**Task statement:**
Please return each record exactly as it stands.

[Transcribed page data]
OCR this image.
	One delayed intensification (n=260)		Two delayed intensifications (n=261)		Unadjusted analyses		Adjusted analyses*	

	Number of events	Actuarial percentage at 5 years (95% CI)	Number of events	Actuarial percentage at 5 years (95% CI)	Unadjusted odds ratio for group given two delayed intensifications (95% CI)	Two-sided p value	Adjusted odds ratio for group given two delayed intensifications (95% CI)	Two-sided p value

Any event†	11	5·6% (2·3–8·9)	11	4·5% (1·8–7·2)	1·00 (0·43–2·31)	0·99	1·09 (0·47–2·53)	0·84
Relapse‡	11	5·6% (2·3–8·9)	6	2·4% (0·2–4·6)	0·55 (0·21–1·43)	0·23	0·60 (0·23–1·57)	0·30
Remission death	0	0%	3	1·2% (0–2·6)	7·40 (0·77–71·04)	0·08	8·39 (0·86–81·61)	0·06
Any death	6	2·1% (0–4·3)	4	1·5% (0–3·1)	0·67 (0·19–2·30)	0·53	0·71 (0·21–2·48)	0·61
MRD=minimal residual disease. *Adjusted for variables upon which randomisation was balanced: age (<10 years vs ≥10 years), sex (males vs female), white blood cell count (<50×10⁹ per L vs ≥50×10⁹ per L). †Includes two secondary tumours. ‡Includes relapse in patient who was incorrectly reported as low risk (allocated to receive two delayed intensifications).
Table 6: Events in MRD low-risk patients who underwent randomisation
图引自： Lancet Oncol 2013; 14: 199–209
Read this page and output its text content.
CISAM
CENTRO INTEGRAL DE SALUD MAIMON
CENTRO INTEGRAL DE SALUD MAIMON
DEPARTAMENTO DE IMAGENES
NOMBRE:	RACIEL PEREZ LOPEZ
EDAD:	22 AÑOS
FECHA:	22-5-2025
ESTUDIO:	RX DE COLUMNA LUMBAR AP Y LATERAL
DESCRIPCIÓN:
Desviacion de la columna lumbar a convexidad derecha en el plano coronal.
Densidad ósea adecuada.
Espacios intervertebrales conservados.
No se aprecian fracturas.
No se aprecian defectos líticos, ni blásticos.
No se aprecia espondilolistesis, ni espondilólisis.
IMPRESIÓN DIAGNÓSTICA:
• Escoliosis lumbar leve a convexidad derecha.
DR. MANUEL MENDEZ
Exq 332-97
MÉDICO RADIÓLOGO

**Answer to this task:**
OCR this image.
	One delayed intensification (n=260)		Two delayed intensifications (n=261)		Unadjusted analyses		Adjusted analyses*	

	Number of events	Actuarial percentage at 5 years (95% CI)	Number of events	Actuarial percentage at 5 years (95% CI)	Unadjusted odds ratio for group given two delayed intensifications (95% CI)	Two-sided p value	Adjusted odds ratio for group given two delayed intensifications (95% CI)	Two-sided p value

Any event†	11	5·6% (2·3–8·9)	11	4·5% (1·8–7·2)	1·00 (0·43–2·31)	0·99	1·09 (0·47–2·53)	0·84
Relapse‡	11	5·6% (2·3–8·9)	6	2·4% (0·2–4·6)	0·55 (0·21–1·43)	0·23	0·60 (0·23–1·57)	0·30
Remission death	0	0%	3	1·2% (0–2·6)	7·40 (0·77–71·04)	0·08	8·39 (0·86–81·61)	0·06
Any death	6	2·1% (0–4·3)	4	1·5% (0–3·1)	0·67 (0·19–2·30)	0·53	0·71 (0·21–2·48)	0·61
MRD=minimal residual disease. *Adjusted for variables upon which randomisation was balanced: age (<10 years vs ≥10 years), sex (males vs female), white blood cell count (<50×10⁹ per L vs ≥50×10⁹ per L). †Includes two secondary tumours. ‡Includes relapse in patient who was incorrectly reported as low risk (allocated to receive two delayed intensifications).
Table 6: Events in MRD low-risk patients who underwent randomisation
图引自： Lancet Oncol 2013; 14: 199–209
Read this page and output its text content.
CISAM
CENTRO INTEGRAL DE SALUD MAIMON
CENTRO INTEGRAL DE SALUD MAIMON
DEPARTAMENTO DE IMAGENES
NOMBRE:	RACIEL PEREZ LOPEZ
EDAD:	22 AÑOS
FECHA:	22-5-2025
ESTUDIO:	RX DE COLUMNA LUMBAR AP Y LATERAL
DESCRIPCIÓN:
Desviacion de la columna lumbar a convexidad derecha en el plano coronal.
Densidad ósea adecuada.
Espacios intervertebrales conservados.
No se aprecian fracturas.
No se aprecian defectos líticos, ni blásticos.
No se aprecia espondilolistesis, ni espondilólisis.
IMPRESIÓN DIAGNÓSTICA:
• Escoliosis lumbar leve a convexidad derecha.
DR. MANUEL MENDEZ
Exq 332-97
MÉDICO RADIÓLOGO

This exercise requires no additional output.